Your goal = Report only how many lines of the entries below contain the string "time".
* START *
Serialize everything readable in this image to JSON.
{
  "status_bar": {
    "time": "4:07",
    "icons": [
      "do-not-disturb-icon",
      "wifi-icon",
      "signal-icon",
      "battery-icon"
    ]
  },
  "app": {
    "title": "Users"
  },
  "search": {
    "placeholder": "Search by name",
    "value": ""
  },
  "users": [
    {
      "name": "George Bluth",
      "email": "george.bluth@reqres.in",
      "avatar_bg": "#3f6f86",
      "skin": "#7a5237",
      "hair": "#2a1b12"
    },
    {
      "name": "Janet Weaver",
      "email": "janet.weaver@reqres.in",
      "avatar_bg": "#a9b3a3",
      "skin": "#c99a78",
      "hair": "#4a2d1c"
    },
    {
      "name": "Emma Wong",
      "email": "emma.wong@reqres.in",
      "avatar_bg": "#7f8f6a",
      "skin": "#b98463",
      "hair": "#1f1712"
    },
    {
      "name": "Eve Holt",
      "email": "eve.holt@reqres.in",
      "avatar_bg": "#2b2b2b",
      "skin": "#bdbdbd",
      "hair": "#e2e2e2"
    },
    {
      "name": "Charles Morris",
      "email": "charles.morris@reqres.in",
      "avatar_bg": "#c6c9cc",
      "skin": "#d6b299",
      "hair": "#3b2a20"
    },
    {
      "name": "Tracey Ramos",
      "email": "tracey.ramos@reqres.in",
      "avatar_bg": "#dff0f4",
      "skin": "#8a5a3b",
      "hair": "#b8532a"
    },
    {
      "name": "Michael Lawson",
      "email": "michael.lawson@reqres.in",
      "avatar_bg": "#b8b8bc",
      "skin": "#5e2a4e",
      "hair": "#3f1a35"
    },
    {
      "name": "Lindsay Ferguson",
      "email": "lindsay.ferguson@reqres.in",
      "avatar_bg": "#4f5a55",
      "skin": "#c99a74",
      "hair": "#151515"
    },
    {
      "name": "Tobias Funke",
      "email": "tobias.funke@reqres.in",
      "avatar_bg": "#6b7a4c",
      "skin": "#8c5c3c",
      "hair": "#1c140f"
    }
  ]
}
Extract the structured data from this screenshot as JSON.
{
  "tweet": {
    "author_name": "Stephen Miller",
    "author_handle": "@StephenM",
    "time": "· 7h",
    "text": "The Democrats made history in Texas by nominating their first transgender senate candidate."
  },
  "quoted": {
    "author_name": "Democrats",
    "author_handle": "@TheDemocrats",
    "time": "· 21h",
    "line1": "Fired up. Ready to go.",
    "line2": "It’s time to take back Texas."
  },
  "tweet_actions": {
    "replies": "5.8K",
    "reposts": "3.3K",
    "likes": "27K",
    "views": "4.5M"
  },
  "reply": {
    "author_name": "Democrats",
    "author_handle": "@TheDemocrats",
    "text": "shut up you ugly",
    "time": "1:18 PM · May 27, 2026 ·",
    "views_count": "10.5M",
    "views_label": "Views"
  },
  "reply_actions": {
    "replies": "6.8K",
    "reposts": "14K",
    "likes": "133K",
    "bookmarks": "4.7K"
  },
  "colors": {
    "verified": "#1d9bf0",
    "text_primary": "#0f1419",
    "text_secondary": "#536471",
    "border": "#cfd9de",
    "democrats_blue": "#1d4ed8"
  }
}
* END *
Response to this exercise = 5